> [Request]: Every entry must be echoed exactly.

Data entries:
-- BEGIN --
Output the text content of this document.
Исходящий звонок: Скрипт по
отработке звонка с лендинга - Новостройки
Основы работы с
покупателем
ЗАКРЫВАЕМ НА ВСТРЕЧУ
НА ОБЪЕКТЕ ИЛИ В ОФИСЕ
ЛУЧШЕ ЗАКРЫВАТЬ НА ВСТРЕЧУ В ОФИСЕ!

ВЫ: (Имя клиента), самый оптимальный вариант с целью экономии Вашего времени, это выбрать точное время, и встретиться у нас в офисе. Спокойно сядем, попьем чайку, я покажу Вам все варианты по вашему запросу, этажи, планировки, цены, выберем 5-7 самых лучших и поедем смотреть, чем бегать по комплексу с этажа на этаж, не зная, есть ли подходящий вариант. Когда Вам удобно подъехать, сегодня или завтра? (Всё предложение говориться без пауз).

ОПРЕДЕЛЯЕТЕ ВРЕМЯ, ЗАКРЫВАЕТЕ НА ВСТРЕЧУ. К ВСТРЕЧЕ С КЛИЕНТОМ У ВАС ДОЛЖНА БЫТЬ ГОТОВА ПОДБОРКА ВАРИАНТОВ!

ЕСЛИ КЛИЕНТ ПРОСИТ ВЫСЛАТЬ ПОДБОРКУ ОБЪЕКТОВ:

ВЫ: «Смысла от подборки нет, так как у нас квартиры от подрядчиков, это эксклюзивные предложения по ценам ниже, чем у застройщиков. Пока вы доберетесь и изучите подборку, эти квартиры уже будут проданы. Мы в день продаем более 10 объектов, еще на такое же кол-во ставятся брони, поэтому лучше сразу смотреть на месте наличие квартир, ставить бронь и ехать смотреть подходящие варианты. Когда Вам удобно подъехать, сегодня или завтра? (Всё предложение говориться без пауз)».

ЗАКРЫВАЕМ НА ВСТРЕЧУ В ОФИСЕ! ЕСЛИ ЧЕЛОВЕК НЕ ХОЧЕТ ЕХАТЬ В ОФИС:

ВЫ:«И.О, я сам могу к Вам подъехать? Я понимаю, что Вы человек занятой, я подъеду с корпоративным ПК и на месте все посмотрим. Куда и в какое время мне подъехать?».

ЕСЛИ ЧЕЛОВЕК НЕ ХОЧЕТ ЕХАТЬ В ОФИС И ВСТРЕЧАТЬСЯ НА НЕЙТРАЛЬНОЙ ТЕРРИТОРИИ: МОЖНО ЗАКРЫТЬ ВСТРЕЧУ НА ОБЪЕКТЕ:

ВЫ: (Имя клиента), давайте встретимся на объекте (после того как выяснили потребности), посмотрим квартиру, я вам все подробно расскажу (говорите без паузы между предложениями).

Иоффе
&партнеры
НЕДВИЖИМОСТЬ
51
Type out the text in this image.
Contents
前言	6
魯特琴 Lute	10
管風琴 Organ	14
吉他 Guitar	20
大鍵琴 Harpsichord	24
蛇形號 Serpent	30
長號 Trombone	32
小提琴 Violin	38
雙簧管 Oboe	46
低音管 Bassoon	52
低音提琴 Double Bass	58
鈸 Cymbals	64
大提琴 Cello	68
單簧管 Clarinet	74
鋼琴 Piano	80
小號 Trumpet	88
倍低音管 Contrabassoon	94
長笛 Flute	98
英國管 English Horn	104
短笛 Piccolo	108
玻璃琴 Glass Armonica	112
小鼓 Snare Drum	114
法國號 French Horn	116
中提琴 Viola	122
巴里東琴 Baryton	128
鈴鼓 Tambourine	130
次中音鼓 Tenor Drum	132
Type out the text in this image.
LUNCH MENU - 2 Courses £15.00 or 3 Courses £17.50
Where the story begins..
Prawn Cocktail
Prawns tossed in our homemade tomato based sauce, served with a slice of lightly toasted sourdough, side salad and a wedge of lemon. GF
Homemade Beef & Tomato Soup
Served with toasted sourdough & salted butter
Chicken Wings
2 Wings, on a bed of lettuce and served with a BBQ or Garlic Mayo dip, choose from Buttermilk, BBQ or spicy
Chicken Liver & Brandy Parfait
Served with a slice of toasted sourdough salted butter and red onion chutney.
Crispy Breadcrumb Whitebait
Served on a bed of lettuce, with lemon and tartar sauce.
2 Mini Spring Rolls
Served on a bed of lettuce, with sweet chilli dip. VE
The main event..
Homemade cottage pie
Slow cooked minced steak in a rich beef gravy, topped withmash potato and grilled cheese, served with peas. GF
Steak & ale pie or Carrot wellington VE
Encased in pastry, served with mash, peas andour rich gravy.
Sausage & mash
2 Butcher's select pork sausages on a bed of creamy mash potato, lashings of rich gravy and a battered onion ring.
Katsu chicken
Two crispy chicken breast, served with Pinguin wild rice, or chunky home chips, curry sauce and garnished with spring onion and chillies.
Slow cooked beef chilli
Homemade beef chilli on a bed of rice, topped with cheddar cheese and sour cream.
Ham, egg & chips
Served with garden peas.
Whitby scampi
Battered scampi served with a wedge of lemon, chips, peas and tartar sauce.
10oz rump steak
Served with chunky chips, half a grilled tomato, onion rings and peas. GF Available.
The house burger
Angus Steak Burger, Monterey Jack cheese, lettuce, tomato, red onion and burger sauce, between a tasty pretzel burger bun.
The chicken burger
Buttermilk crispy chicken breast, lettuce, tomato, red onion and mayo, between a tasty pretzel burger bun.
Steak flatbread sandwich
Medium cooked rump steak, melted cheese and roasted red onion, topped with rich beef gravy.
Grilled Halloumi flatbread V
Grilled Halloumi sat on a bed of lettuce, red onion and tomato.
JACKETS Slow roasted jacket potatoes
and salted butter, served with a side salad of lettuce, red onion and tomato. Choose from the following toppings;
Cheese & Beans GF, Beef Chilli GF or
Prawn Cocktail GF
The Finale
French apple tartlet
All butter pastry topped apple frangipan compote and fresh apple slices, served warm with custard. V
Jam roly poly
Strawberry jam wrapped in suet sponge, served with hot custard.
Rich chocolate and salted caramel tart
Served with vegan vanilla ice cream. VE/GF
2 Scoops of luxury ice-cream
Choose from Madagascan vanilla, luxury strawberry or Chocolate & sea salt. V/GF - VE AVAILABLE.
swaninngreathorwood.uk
-- END --
> [Complete output]:
Output the text content of this document.
Исходящий звонок: Скрипт по
отработке звонка с лендинга - Новостройки
Основы работы с
покупателем
ЗАКРЫВАЕМ НА ВСТРЕЧУ
НА ОБЪЕКТЕ ИЛИ В ОФИСЕ
ЛУЧШЕ ЗАКРЫВАТЬ НА ВСТРЕЧУ В ОФИСЕ!

ВЫ: (Имя клиента), самый оптимальный вариант с целью экономии Вашего времени, это выбрать точное время, и встретиться у нас в офисе. Спокойно сядем, попьем чайку, я покажу Вам все варианты по вашему запросу, этажи, планировки, цены, выберем 5-7 самых лучших и поедем смотреть, чем бегать по комплексу с этажа на этаж, не зная, есть ли подходящий вариант. Когда Вам удобно подъехать, сегодня или завтра? (Всё предложение говориться без пауз).

ОПРЕДЕЛЯЕТЕ ВРЕМЯ, ЗАКРЫВАЕТЕ НА ВСТРЕЧУ. К ВСТРЕЧЕ С КЛИЕНТОМ У ВАС ДОЛЖНА БЫТЬ ГОТОВА ПОДБОРКА ВАРИАНТОВ!

ЕСЛИ КЛИЕНТ ПРОСИТ ВЫСЛАТЬ ПОДБОРКУ ОБЪЕКТОВ:

ВЫ: «Смысла от подборки нет, так как у нас квартиры от подрядчиков, это эксклюзивные предложения по ценам ниже, чем у застройщиков. Пока вы доберетесь и изучите подборку, эти квартиры уже будут проданы. Мы в день продаем более 10 объектов, еще на такое же кол-во ставятся брони, поэтому лучше сразу смотреть на месте наличие квартир, ставить бронь и ехать смотреть подходящие варианты. Когда Вам удобно подъехать, сегодня или завтра? (Всё предложение говориться без пауз)».

ЗАКРЫВАЕМ НА ВСТРЕЧУ В ОФИСЕ! ЕСЛИ ЧЕЛОВЕК НЕ ХОЧЕТ ЕХАТЬ В ОФИС:

ВЫ:«И.О, я сам могу к Вам подъехать? Я понимаю, что Вы человек занятой, я подъеду с корпоративным ПК и на месте все посмотрим. Куда и в какое время мне подъехать?».

ЕСЛИ ЧЕЛОВЕК НЕ ХОЧЕТ ЕХАТЬ В ОФИС И ВСТРЕЧАТЬСЯ НА НЕЙТРАЛЬНОЙ ТЕРРИТОРИИ: МОЖНО ЗАКРЫТЬ ВСТРЕЧУ НА ОБЪЕКТЕ:

ВЫ: (Имя клиента), давайте встретимся на объекте (после того как выяснили потребности), посмотрим квартиру, я вам все подробно расскажу (говорите без паузы между предложениями).

Иоффе
&партнеры
НЕДВИЖИМОСТЬ
51
Type out the text in this image.
Contents
前言	6
魯特琴 Lute	10
管風琴 Organ	14
吉他 Guitar	20
大鍵琴 Harpsichord	24
蛇形號 Serpent	30
長號 Trombone	32
小提琴 Violin	38
雙簧管 Oboe	46
低音管 Bassoon	52
低音提琴 Double Bass	58
鈸 Cymbals	64
大提琴 Cello	68
單簧管 Clarinet	74
鋼琴 Piano	80
小號 Trumpet	88
倍低音管 Contrabassoon	94
長笛 Flute	98
英國管 English Horn	104
短笛 Piccolo	108
玻璃琴 Glass Armonica	112
小鼓 Snare Drum	114
法國號 French Horn	116
中提琴 Viola	122
巴里東琴 Baryton	128
鈴鼓 Tambourine	130
次中音鼓 Tenor Drum	132
Type out the text in this image.
LUNCH MENU - 2 Courses £15.00 or 3 Courses £17.50
Where the story begins..
Prawn Cocktail
Prawns tossed in our homemade tomato based sauce, served with a slice of lightly toasted sourdough, side salad and a wedge of lemon. GF
Homemade Beef & Tomato Soup
Served with toasted sourdough & salted butter
Chicken Wings
2 Wings, on a bed of lettuce and served with a BBQ or Garlic Mayo dip, choose from Buttermilk, BBQ or spicy
Chicken Liver & Brandy Parfait
Served with a slice of toasted sourdough salted butter and red onion chutney.
Crispy Breadcrumb Whitebait
Served on a bed of lettuce, with lemon and tartar sauce.
2 Mini Spring Rolls
Served on a bed of lettuce, with sweet chilli dip. VE
The main event..
Homemade cottage pie
Slow cooked minced steak in a rich beef gravy, topped withmash potato and grilled cheese, served with peas. GF
Steak & ale pie or Carrot wellington VE
Encased in pastry, served with mash, peas andour rich gravy.
Sausage & mash
2 Butcher's select pork sausages on a bed of creamy mash potato, lashings of rich gravy and a battered onion ring.
Katsu chicken
Two crispy chicken breast, served with Pinguin wild rice, or chunky home chips, curry sauce and garnished with spring onion and chillies.
Slow cooked beef chilli
Homemade beef chilli on a bed of rice, topped with cheddar cheese and sour cream.
Ham, egg & chips
Served with garden peas.
Whitby scampi
Battered scampi served with a wedge of lemon, chips, peas and tartar sauce.
10oz rump steak
Served with chunky chips, half a grilled tomato, onion rings and peas. GF Available.
The house burger
Angus Steak Burger, Monterey Jack cheese, lettuce, tomato, red onion and burger sauce, between a tasty pretzel burger bun.
The chicken burger
Buttermilk crispy chicken breast, lettuce, tomato, red onion and mayo, between a tasty pretzel burger bun.
Steak flatbread sandwich
Medium cooked rump steak, melted cheese and roasted red onion, topped with rich beef gravy.
Grilled Halloumi flatbread V
Grilled Halloumi sat on a bed of lettuce, red onion and tomato.
JACKETS Slow roasted jacket potatoes
and salted butter, served with a side salad of lettuce, red onion and tomato. Choose from the following toppings;
Cheese & Beans GF, Beef Chilli GF or
Prawn Cocktail GF
The Finale
French apple tartlet
All butter pastry topped apple frangipan compote and fresh apple slices, served warm with custard. V
Jam roly poly
Strawberry jam wrapped in suet sponge, served with hot custard.
Rich chocolate and salted caramel tart
Served with vegan vanilla ice cream. VE/GF
2 Scoops of luxury ice-cream
Choose from Madagascan vanilla, luxury strawberry or Chocolate & sea salt. V/GF - VE AVAILABLE.
swaninngreathorwood.uk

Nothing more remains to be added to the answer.